→ **Dataset records**:
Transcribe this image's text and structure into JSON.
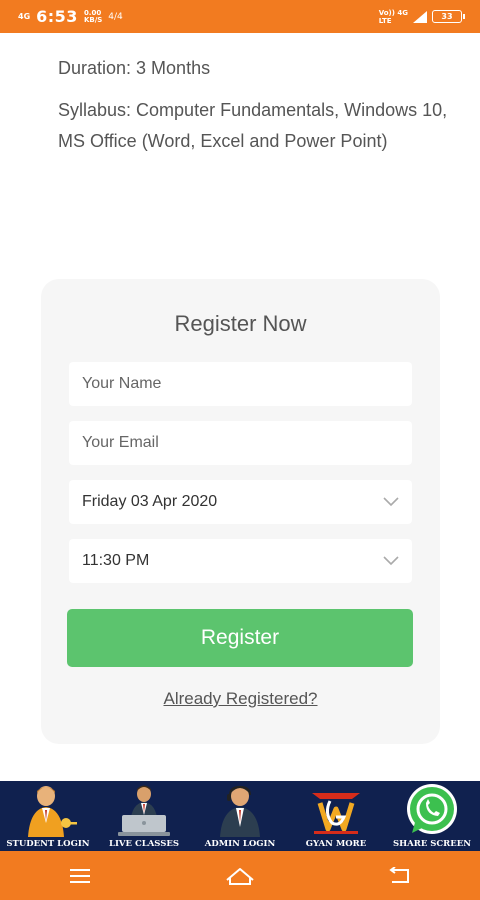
{
  "status_bar": {
    "network": "4G",
    "time": "6:53",
    "speed_value": "0.00",
    "speed_unit": "KB/S",
    "misc": "4/4",
    "volte_top": "Vo)) 4G",
    "volte_bottom": "LTE",
    "battery": "33"
  },
  "course": {
    "duration": "Duration: 3 Months",
    "syllabus": "Syllabus:  Computer Fundamentals, Windows 10, MS Office (Word, Excel and Power Point)"
  },
  "register": {
    "title": "Register Now",
    "name_placeholder": "Your Name",
    "email_placeholder": "Your Email",
    "date_value": "Friday 03 Apr 2020",
    "time_value": "11:30 PM",
    "button_label": "Register",
    "already_link": "Already Registered?"
  },
  "bottom_nav": {
    "items": [
      {
        "label": "STUDENT LOGIN",
        "icon": "student-icon"
      },
      {
        "label": "LIVE CLASSES",
        "icon": "laptop-teacher-icon"
      },
      {
        "label": "ADMIN LOGIN",
        "icon": "admin-icon"
      },
      {
        "label": "GYAN MORE",
        "icon": "gyan-more-logo-icon"
      },
      {
        "label": "SHARE SCREEN",
        "icon": "whatsapp-icon"
      }
    ]
  },
  "colors": {
    "accent": "#f27b20",
    "nav_bg": "#10214f",
    "button": "#5cc46e",
    "card_bg": "#f6f6f6"
  }
}
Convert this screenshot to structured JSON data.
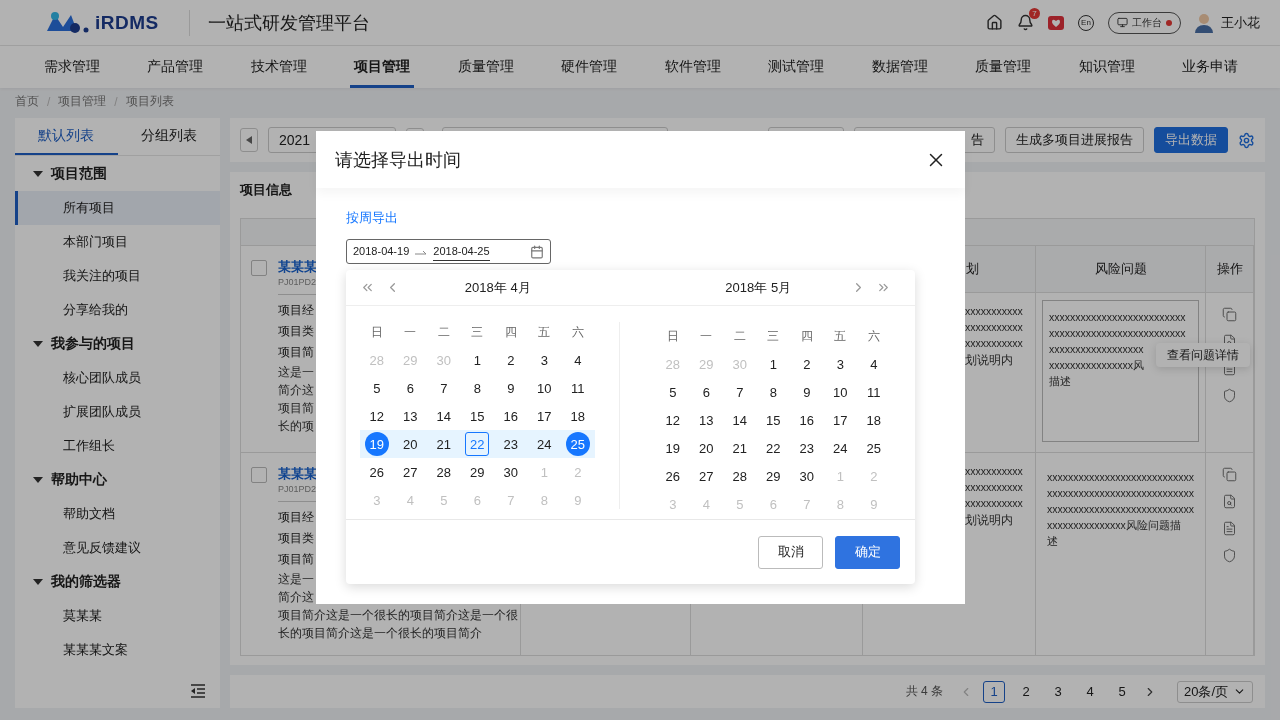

→ **Exercise requirements**: Set down every record once more, word for word, without pictures.

→ **Written response**:
Transcribe this image's text and structure into JSON.
{
  "status_bar": {
    "network": "4G",
    "time": "6:53",
    "speed_value": "0.00",
    "speed_unit": "KB/S",
    "misc": "4/4",
    "volte_top": "Vo)) 4G",
    "volte_bottom": "LTE",
    "battery": "33"
  },
  "course": {
    "duration": "Duration: 3 Months",
    "syllabus": "Syllabus:  Computer Fundamentals, Windows 10, MS Office (Word, Excel and Power Point)"
  },
  "register": {
    "title": "Register Now",
    "name_placeholder": "Your Name",
    "email_placeholder": "Your Email",
    "date_value": "Friday 03 Apr 2020",
    "time_value": "11:30 PM",
    "button_label": "Register",
    "already_link": "Already Registered?"
  },
  "bottom_nav": {
    "items": [
      {
        "label": "STUDENT LOGIN",
        "icon": "student-icon"
      },
      {
        "label": "LIVE CLASSES",
        "icon": "laptop-teacher-icon"
      },
      {
        "label": "ADMIN LOGIN",
        "icon": "admin-icon"
      },
      {
        "label": "GYAN MORE",
        "icon": "gyan-more-logo-icon"
      },
      {
        "label": "SHARE SCREEN",
        "icon": "whatsapp-icon"
      }
    ]
  },
  "colors": {
    "accent": "#f27b20",
    "nav_bg": "#10214f",
    "button": "#5cc46e",
    "card_bg": "#f6f6f6"
  }
}
Convert this screenshot to structured JSON data.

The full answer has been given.